== Task directions ==
Write every record out again exactly as given.

start Task data

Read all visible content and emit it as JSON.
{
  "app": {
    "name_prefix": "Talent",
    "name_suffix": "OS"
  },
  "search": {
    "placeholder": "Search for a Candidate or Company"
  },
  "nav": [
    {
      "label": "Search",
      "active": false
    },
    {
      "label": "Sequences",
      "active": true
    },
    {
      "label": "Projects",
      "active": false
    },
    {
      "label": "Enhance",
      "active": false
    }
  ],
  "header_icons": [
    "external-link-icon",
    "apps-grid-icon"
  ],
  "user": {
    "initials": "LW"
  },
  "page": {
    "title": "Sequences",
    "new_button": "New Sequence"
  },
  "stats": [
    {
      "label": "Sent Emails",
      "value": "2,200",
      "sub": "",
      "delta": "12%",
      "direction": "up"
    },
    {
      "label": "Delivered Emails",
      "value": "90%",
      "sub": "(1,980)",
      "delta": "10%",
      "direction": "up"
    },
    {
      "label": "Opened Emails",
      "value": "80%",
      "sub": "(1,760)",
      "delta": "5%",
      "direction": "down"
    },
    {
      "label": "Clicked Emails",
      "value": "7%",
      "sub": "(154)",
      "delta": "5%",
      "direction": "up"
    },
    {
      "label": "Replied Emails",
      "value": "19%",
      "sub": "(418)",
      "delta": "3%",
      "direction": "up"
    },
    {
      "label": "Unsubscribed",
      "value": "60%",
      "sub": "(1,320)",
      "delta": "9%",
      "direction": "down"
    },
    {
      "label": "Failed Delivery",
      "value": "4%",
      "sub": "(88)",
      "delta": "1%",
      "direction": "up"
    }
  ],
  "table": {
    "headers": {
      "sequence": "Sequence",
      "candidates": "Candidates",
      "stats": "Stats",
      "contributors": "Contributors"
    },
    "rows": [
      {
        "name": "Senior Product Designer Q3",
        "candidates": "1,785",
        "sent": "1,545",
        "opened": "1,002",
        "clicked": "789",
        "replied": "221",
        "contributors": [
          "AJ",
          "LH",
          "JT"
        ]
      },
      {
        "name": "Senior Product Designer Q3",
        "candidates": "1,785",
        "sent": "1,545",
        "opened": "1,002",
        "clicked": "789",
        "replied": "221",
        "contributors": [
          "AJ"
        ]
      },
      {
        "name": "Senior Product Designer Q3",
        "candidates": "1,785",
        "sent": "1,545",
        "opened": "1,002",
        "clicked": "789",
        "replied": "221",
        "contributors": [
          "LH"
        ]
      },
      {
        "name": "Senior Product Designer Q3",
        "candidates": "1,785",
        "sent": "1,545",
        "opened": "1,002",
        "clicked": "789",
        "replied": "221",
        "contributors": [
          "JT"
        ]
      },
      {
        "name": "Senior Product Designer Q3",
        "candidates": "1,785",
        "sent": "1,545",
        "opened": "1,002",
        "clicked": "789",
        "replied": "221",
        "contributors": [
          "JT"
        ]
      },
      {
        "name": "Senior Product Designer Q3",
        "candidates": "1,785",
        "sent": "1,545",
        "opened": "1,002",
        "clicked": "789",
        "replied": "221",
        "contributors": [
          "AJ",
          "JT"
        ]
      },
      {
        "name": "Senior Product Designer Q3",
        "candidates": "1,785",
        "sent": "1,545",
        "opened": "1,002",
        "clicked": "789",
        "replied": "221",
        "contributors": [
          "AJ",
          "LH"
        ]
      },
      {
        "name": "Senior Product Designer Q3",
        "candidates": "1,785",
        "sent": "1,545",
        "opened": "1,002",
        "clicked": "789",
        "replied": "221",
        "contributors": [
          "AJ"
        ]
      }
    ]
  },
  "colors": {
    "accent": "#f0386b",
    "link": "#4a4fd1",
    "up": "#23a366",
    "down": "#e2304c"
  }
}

end Task data

== Output ==
Read all visible content and emit it as JSON.
{
  "app": {
    "name_prefix": "Talent",
    "name_suffix": "OS"
  },
  "search": {
    "placeholder": "Search for a Candidate or Company"
  },
  "nav": [
    {
      "label": "Search",
      "active": false
    },
    {
      "label": "Sequences",
      "active": true
    },
    {
      "label": "Projects",
      "active": false
    },
    {
      "label": "Enhance",
      "active": false
    }
  ],
  "header_icons": [
    "external-link-icon",
    "apps-grid-icon"
  ],
  "user": {
    "initials": "LW"
  },
  "page": {
    "title": "Sequences",
    "new_button": "New Sequence"
  },
  "stats": [
    {
      "label": "Sent Emails",
      "value": "2,200",
      "sub": "",
      "delta": "12%",
      "direction": "up"
    },
    {
      "label": "Delivered Emails",
      "value": "90%",
      "sub": "(1,980)",
      "delta": "10%",
      "direction": "up"
    },
    {
      "label": "Opened Emails",
      "value": "80%",
      "sub": "(1,760)",
      "delta": "5%",
      "direction": "down"
    },
    {
      "label": "Clicked Emails",
      "value": "7%",
      "sub": "(154)",
      "delta": "5%",
      "direction": "up"
    },
    {
      "label": "Replied Emails",
      "value": "19%",
      "sub": "(418)",
      "delta": "3%",
      "direction": "up"
    },
    {
      "label": "Unsubscribed",
      "value": "60%",
      "sub": "(1,320)",
      "delta": "9%",
      "direction": "down"
    },
    {
      "label": "Failed Delivery",
      "value": "4%",
      "sub": "(88)",
      "delta": "1%",
      "direction": "up"
    }
  ],
  "table": {
    "headers": {
      "sequence": "Sequence",
      "candidates": "Candidates",
      "stats": "Stats",
      "contributors": "Contributors"
    },
    "rows": [
      {
        "name": "Senior Product Designer Q3",
        "candidates": "1,785",
        "sent": "1,545",
        "opened": "1,002",
        "clicked": "789",
        "replied": "221",
        "contributors": [
          "AJ",
          "LH",
          "JT"
        ]
      },
      {
        "name": "Senior Product Designer Q3",
        "candidates": "1,785",
        "sent": "1,545",
        "opened": "1,002",
        "clicked": "789",
        "replied": "221",
        "contributors": [
          "AJ"
        ]
      },
      {
        "name": "Senior Product Designer Q3",
        "candidates": "1,785",
        "sent": "1,545",
        "opened": "1,002",
        "clicked": "789",
        "replied": "221",
        "contributors": [
          "LH"
        ]
      },
      {
        "name": "Senior Product Designer Q3",
        "candidates": "1,785",
        "sent": "1,545",
        "opened": "1,002",
        "clicked": "789",
        "replied": "221",
        "contributors": [
          "JT"
        ]
      },
      {
        "name": "Senior Product Designer Q3",
        "candidates": "1,785",
        "sent": "1,545",
        "opened": "1,002",
        "clicked": "789",
        "replied": "221",
        "contributors": [
          "JT"
        ]
      },
      {
        "name": "Senior Product Designer Q3",
        "candidates": "1,785",
        "sent": "1,545",
        "opened": "1,002",
        "clicked": "789",
        "replied": "221",
        "contributors": [
          "AJ",
          "JT"
        ]
      },
      {
        "name": "Senior Product Designer Q3",
        "candidates": "1,785",
        "sent": "1,545",
        "opened": "1,002",
        "clicked": "789",
        "replied": "221",
        "contributors": [
          "AJ",
          "LH"
        ]
      },
      {
        "name": "Senior Product Designer Q3",
        "candidates": "1,785",
        "sent": "1,545",
        "opened": "1,002",
        "clicked": "789",
        "replied": "221",
        "contributors": [
          "AJ"
        ]
      }
    ]
  },
  "colors": {
    "accent": "#f0386b",
    "link": "#4a4fd1",
    "up": "#23a366",
    "down": "#e2304c"
  }
}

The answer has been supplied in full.